| GOAL |
Copy every item below line for line, leaving out the pictures.

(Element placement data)

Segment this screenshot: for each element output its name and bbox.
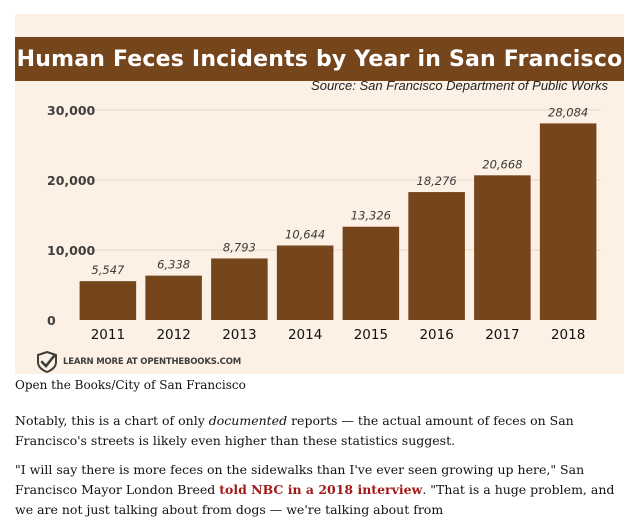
bar-2013 — [211, 258, 268, 320]
bar-2015 — [342, 226, 400, 320]
chart-card: Human Feces Incidents by Year in San Fra… — [15, 14, 624, 374]
bar-value-labels: 5,547 6,338 8,793 10,644 13,326 18,276 20,668 2… — [91, 105, 588, 277]
article-paragraph: Notably, this is a chart of only documen… — [15, 411, 623, 451]
x-tick-label: 2016 — [419, 327, 453, 343]
paragraph-text: "I will say there is more feces on the s… — [15, 462, 585, 497]
bar-2016 — [408, 192, 465, 320]
chart-subtitle: Source: San Francisco Department of Publ… — [311, 78, 608, 93]
y-tick-label: 20,000 — [47, 173, 96, 188]
x-axis-ticks: 2011 2012 2013 2014 2015 2016 2017 2018 — [91, 327, 586, 343]
checkmark-badge-icon — [37, 351, 57, 373]
bar-value-label: 13,326 — [351, 209, 391, 223]
y-axis-ticks: 0 10,000 20,000 30,000 — [47, 103, 96, 328]
bar-value-label: 5,547 — [91, 263, 125, 277]
bar-2011 — [79, 281, 137, 320]
nbc-interview-link[interactable]: told NBC in a 2018 interview — [219, 482, 423, 497]
x-tick-label: 2014 — [288, 327, 322, 343]
bar-value-label: 18,276 — [417, 174, 457, 188]
x-tick-label: 2017 — [485, 327, 519, 343]
attribution[interactable]: LEARN MORE AT OPENTHEBOOKS.COM — [35, 351, 241, 373]
attribution-text: LEARN MORE AT OPENTHEBOOKS.COM — [63, 357, 241, 367]
bar-2018 — [539, 123, 597, 320]
x-tick-label: 2013 — [222, 327, 256, 343]
bar-2017 — [474, 175, 531, 320]
bars — [79, 123, 597, 320]
image-caption: Open the Books/City of San Francisco — [15, 378, 246, 392]
bar-chart: 0 10,000 20,000 30,000 5,547 6,338 8,793 10,64… — [47, 103, 601, 343]
bar-value-label: 10,644 — [285, 227, 325, 241]
y-tick-label: 10,000 — [47, 243, 96, 258]
bar-value-label: 6,338 — [157, 258, 190, 272]
bar-2014 — [276, 245, 334, 320]
x-tick-label: 2015 — [354, 327, 388, 343]
y-tick-label: 30,000 — [47, 103, 96, 118]
y-tick-label: 0 — [47, 313, 56, 328]
bar-value-label: 28,084 — [548, 105, 588, 119]
x-tick-label: 2011 — [91, 327, 125, 343]
x-tick-label: 2018 — [551, 327, 585, 343]
bar-value-label: 20,668 — [482, 157, 522, 171]
bar-2012 — [145, 275, 202, 320]
paragraph-text: reports — the actual amount of feces on … — [15, 413, 574, 448]
bar-value-label: 8,793 — [223, 240, 256, 254]
x-tick-label: 2012 — [156, 327, 190, 343]
paragraph-text: Notably, this is a chart of only — [15, 413, 209, 428]
chart-title: Human Feces Incidents by Year in San Fra… — [16, 46, 623, 72]
chart-title-bar: Human Feces Incidents by Year in San Fra… — [15, 37, 624, 81]
emphasis-text: documented — [208, 413, 288, 428]
article-paragraph: "I will say there is more feces on the s… — [15, 460, 623, 520]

| SOLUTION |
Segment this screenshot: for each element output its name and bbox.
bar-2013 — [211, 258, 268, 320]
bar-2015 — [342, 226, 400, 320]
chart-card: Human Feces Incidents by Year in San Fra… — [15, 14, 624, 374]
bar-value-labels: 5,547 6,338 8,793 10,644 13,326 18,276 20,668 2… — [91, 105, 588, 277]
article-paragraph: Notably, this is a chart of only documen… — [15, 411, 623, 451]
x-tick-label: 2016 — [419, 327, 453, 343]
paragraph-text: "I will say there is more feces on the s… — [15, 462, 585, 497]
bar-2016 — [408, 192, 465, 320]
chart-subtitle: Source: San Francisco Department of Publ… — [311, 78, 608, 93]
y-tick-label: 20,000 — [47, 173, 96, 188]
x-axis-ticks: 2011 2012 2013 2014 2015 2016 2017 2018 — [91, 327, 586, 343]
checkmark-badge-icon — [37, 351, 57, 373]
bar-value-label: 13,326 — [351, 209, 391, 223]
y-axis-ticks: 0 10,000 20,000 30,000 — [47, 103, 96, 328]
bar-value-label: 5,547 — [91, 263, 125, 277]
bar-2011 — [79, 281, 137, 320]
nbc-interview-link[interactable]: told NBC in a 2018 interview — [219, 482, 423, 497]
x-tick-label: 2014 — [288, 327, 322, 343]
bar-value-label: 18,276 — [417, 174, 457, 188]
x-tick-label: 2017 — [485, 327, 519, 343]
attribution[interactable]: LEARN MORE AT OPENTHEBOOKS.COM — [35, 351, 241, 373]
attribution-text: LEARN MORE AT OPENTHEBOOKS.COM — [63, 357, 241, 367]
bar-2018 — [539, 123, 597, 320]
x-tick-label: 2013 — [222, 327, 256, 343]
bar-2017 — [474, 175, 531, 320]
bars — [79, 123, 597, 320]
image-caption: Open the Books/City of San Francisco — [15, 378, 246, 392]
bar-chart: 0 10,000 20,000 30,000 5,547 6,338 8,793 10,64… — [47, 103, 601, 343]
bar-value-label: 10,644 — [285, 227, 325, 241]
y-tick-label: 10,000 — [47, 243, 96, 258]
bar-value-label: 6,338 — [157, 258, 190, 272]
bar-2014 — [276, 245, 334, 320]
x-tick-label: 2015 — [354, 327, 388, 343]
y-tick-label: 30,000 — [47, 103, 96, 118]
y-tick-label: 0 — [47, 313, 56, 328]
bar-value-label: 28,084 — [548, 105, 588, 119]
x-tick-label: 2011 — [91, 327, 125, 343]
x-tick-label: 2018 — [551, 327, 585, 343]
bar-value-label: 20,668 — [482, 157, 522, 171]
bar-2012 — [145, 275, 202, 320]
paragraph-text: reports — the actual amount of feces on … — [15, 413, 574, 448]
bar-value-label: 8,793 — [223, 240, 256, 254]
x-tick-label: 2012 — [156, 327, 190, 343]
paragraph-text: Notably, this is a chart of only — [15, 413, 209, 428]
chart-title: Human Feces Incidents by Year in San Fra… — [16, 46, 623, 72]
chart-title-bar: Human Feces Incidents by Year in San Fra… — [15, 37, 624, 81]
emphasis-text: documented — [208, 413, 288, 428]
article-paragraph: "I will say there is more feces on the s… — [15, 460, 623, 520]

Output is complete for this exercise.